Якорь. Мраморная пластина. Катакомба Прискиллы. Рим. IV в.

Рыба. Роспись катакомбы Каллиста. Рим. IV в.

Агнец. Умножение хлебов (?). Роспись катакомбы Коммодиллы. Рим. IV в.

Тематика росписей катакомб, где начиная с I и II вв. кроме аллегорически-символических изображений (якорь, рыба, агнец и др.) имеется целый ряд изображений Ветхого и Нового Завета, показывает, что она совершенно соответствует священным текстам – библейским, литургическим и святоотеческим. Основным принципом этого искусства является образное выражение учения Церкви через изображение конкретных событий Священной истории и указание на их внутреннее значение [55] . Призванное не отражать проблематику жизни, а отвечать на нее, искусство христиан с самого начала является проводником евангельского учения. Здесь уже складывается в основных чертах характер церковного искусства. Иллюзорное трехмерное пространство уступает место реальной плоскости, связь между фигурами и предметами становится условно-символической. Образ сводится к минимуму деталей и максимуму выразительности. Подавляющее большинство фигур изображаются обращенными лицом к молящимся, так как важно не только действие и взаимодействие изображенных лиц, но и их состояние, обычно молитвенное. Художник жил и мыслил образами и приводил формы к предельной простоте, глубина содержания которой доступна только духовному взору; он очищал свое произведение от всего личного, оставался анонимным, и его главной заботой была передача традиции. Он понимал, что, с одной стороны, нужно оторваться от чувственного наслаждения, а с другой стороны, что для выражения духовного мира надо пользоваться всей видимой природой, ибо, чтобы передать мир, невидимый чувственному взору, нужен не расплывчатый туман, а, наоборот, особенная четкость и точность выражения, так же как для передачи понятия о горнем мире святые отцы употребляют особенно точные и ясные выражения.

Задания –
a. Перескажите короче или в виде списка абзац отрывка, который начинается словами «Тематика росписей катакомб». Главные факты должны сохраниться.
b. Выпишите из отрывка часть текста: начните со слов «Якорь. Мраморная пластина.» и закончите словами «Коммодиллы. Рим. IV в.». В этой части замените «Рим» на «Вечный город».

[Аннотированные перечни областей]
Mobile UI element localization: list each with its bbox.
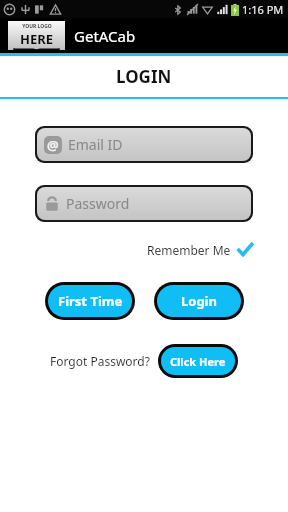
button[interactable]: Remember Me [0, 242, 252, 258]
staticText: Login [181, 292, 217, 310]
staticText: Click Here [170, 354, 226, 369]
button[interactable]: First Time [48, 285, 132, 317]
staticText: 1:16 PM [242, 2, 284, 17]
staticText: First Time [58, 292, 123, 310]
staticText: YOUR LOGO [22, 23, 52, 30]
button[interactable]: Password [37, 187, 251, 220]
staticText: Email ID [68, 135, 123, 154]
button[interactable]: @ [37, 128, 251, 161]
staticText: Forgot Password? [50, 353, 150, 369]
button[interactable]: Login [157, 285, 241, 317]
button[interactable]: Click Here [161, 347, 235, 375]
staticText: @ [47, 136, 59, 154]
staticText: GetACab [74, 26, 136, 46]
staticText: Remember Me [147, 242, 231, 258]
staticText: HERE [20, 30, 54, 48]
staticText: LOGIN [116, 65, 172, 88]
staticText: Password [66, 194, 130, 213]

Решения задач –
a.
- С I–II вв. в росписях катакомб, кроме аллегорически-символических изображений (якорь, рыба, агнец и др.), есть целый ряд сюжетов Ветхого и Нового Завета. Их тематика полностью соответствует библейским, литургическим и святоотеческим текстам.
- Основной принцип этого искусства состоит в образном выражении учения Церкви. Оно изображает конкретные события Священной истории и указывает на их внутреннее значение.
- Христианское искусство не отражает проблематику жизни, а отвечает на нее и с самого начала служит проводником евангельского учения. Здесь складывается характер церковного искусства.
- Иллюзорное трехмерное пространство уступает место плоскости, а связь между фигурами и предметами становится условно-символической. Образ сводится к минимуму деталей при максимуме выразительности.
- Большинство фигур обращено лицом к молящимся, потому что важно их состояние, обычно молитвенное.
- Художник доводил формы до предельной простоты и очищал работу от личного. Он оставался анонимным, а главной его заботой была передача традиции.
- Он отказывался от чувственного наслаждения, но пользовался всей видимой природой и добивался особенной четкости и точности выражения. Так же поступают святые отцы, когда передают понятие о горнем мире.

b.
Якорь. Мраморная пластина. Катакомба Прискиллы. Вечный город. IV в.

Рыба. Роспись катакомбы Каллиста. Вечный город. IV в.

Агнец. Умножение хлебов (?). Роспись катакомбы Коммодиллы. Вечный город. IV в.